++++ Supplied entries
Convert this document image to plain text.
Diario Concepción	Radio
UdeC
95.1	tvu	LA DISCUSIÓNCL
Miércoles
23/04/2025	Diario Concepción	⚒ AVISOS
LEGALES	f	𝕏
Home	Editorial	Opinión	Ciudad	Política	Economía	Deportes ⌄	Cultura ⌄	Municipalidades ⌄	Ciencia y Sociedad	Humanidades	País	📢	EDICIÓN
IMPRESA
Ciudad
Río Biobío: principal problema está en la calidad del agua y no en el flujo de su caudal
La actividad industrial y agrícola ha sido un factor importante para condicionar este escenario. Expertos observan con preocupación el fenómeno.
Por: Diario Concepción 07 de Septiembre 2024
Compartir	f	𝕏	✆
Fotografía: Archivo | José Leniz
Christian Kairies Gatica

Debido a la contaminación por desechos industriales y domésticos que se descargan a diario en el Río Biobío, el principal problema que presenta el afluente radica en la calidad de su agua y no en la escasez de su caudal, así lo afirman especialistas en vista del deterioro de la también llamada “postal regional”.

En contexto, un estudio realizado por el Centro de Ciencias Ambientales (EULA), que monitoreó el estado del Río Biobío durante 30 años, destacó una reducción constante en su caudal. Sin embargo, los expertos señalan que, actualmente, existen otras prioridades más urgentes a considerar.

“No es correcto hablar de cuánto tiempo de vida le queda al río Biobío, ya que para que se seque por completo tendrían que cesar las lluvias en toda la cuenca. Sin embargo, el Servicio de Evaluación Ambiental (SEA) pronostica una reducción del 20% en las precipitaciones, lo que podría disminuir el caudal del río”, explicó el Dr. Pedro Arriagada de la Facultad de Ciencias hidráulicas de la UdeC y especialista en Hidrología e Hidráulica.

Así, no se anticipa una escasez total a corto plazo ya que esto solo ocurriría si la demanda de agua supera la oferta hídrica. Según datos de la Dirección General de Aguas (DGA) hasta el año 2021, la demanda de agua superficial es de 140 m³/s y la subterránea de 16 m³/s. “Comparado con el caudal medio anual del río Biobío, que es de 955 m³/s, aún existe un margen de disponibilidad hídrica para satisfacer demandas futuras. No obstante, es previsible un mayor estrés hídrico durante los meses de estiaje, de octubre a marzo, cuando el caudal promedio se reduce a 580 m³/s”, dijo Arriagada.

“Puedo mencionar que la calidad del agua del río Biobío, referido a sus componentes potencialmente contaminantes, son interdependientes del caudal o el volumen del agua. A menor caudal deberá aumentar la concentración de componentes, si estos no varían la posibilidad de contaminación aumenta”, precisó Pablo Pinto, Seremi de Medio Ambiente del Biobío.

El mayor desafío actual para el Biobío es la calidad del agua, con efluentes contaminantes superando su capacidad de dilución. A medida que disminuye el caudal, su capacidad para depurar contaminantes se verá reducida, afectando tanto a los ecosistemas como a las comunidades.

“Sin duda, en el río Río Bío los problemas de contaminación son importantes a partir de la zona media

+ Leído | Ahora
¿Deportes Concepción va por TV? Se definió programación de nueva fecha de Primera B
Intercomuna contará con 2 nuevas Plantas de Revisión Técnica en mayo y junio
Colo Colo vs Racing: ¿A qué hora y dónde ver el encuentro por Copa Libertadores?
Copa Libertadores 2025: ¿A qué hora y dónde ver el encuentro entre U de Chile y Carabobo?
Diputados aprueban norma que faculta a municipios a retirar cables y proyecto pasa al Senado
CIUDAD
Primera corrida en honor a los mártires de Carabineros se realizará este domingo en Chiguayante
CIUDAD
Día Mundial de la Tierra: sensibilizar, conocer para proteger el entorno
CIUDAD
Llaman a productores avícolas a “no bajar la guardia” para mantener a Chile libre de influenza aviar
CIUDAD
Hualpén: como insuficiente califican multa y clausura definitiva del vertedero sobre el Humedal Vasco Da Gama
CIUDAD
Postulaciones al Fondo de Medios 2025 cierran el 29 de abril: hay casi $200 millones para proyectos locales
++++++++
Write down the full listing again, exactly.

Convert this document image to plain text.
Diario Concepción	Radio
UdeC
95.1	tvu	LA DISCUSIÓNCL
Miércoles
23/04/2025	Diario Concepción	⚒ AVISOS
LEGALES	f	𝕏
Home	Editorial	Opinión	Ciudad	Política	Economía	Deportes ⌄	Cultura ⌄	Municipalidades ⌄	Ciencia y Sociedad	Humanidades	País	📢	EDICIÓN
IMPRESA
Ciudad
Río Biobío: principal problema está en la calidad del agua y no en el flujo de su caudal
La actividad industrial y agrícola ha sido un factor importante para condicionar este escenario. Expertos observan con preocupación el fenómeno.
Por: Diario Concepción 07 de Septiembre 2024
Compartir	f	𝕏	✆
Fotografía: Archivo | José Leniz
Christian Kairies Gatica

Debido a la contaminación por desechos industriales y domésticos que se descargan a diario en el Río Biobío, el principal problema que presenta el afluente radica en la calidad de su agua y no en la escasez de su caudal, así lo afirman especialistas en vista del deterioro de la también llamada “postal regional”.

En contexto, un estudio realizado por el Centro de Ciencias Ambientales (EULA), que monitoreó el estado del Río Biobío durante 30 años, destacó una reducción constante en su caudal. Sin embargo, los expertos señalan que, actualmente, existen otras prioridades más urgentes a considerar.

“No es correcto hablar de cuánto tiempo de vida le queda al río Biobío, ya que para que se seque por completo tendrían que cesar las lluvias en toda la cuenca. Sin embargo, el Servicio de Evaluación Ambiental (SEA) pronostica una reducción del 20% en las precipitaciones, lo que podría disminuir el caudal del río”, explicó el Dr. Pedro Arriagada de la Facultad de Ciencias hidráulicas de la UdeC y especialista en Hidrología e Hidráulica.

Así, no se anticipa una escasez total a corto plazo ya que esto solo ocurriría si la demanda de agua supera la oferta hídrica. Según datos de la Dirección General de Aguas (DGA) hasta el año 2021, la demanda de agua superficial es de 140 m³/s y la subterránea de 16 m³/s. “Comparado con el caudal medio anual del río Biobío, que es de 955 m³/s, aún existe un margen de disponibilidad hídrica para satisfacer demandas futuras. No obstante, es previsible un mayor estrés hídrico durante los meses de estiaje, de octubre a marzo, cuando el caudal promedio se reduce a 580 m³/s”, dijo Arriagada.

“Puedo mencionar que la calidad del agua del río Biobío, referido a sus componentes potencialmente contaminantes, son interdependientes del caudal o el volumen del agua. A menor caudal deberá aumentar la concentración de componentes, si estos no varían la posibilidad de contaminación aumenta”, precisó Pablo Pinto, Seremi de Medio Ambiente del Biobío.

El mayor desafío actual para el Biobío es la calidad del agua, con efluentes contaminantes superando su capacidad de dilución. A medida que disminuye el caudal, su capacidad para depurar contaminantes se verá reducida, afectando tanto a los ecosistemas como a las comunidades.

“Sin duda, en el río Río Bío los problemas de contaminación son importantes a partir de la zona media

+ Leído | Ahora
¿Deportes Concepción va por TV? Se definió programación de nueva fecha de Primera B
Intercomuna contará con 2 nuevas Plantas de Revisión Técnica en mayo y junio
Colo Colo vs Racing: ¿A qué hora y dónde ver el encuentro por Copa Libertadores?
Copa Libertadores 2025: ¿A qué hora y dónde ver el encuentro entre U de Chile y Carabobo?
Diputados aprueban norma que faculta a municipios a retirar cables y proyecto pasa al Senado
CIUDAD
Primera corrida en honor a los mártires de Carabineros se realizará este domingo en Chiguayante
CIUDAD
Día Mundial de la Tierra: sensibilizar, conocer para proteger el entorno
CIUDAD
Llaman a productores avícolas a “no bajar la guardia” para mantener a Chile libre de influenza aviar
CIUDAD
Hualpén: como insuficiente califican multa y clausura definitiva del vertedero sobre el Humedal Vasco Da Gama
CIUDAD
Postulaciones al Fondo de Medios 2025 cierran el 29 de abril: hay casi $200 millones para proyectos locales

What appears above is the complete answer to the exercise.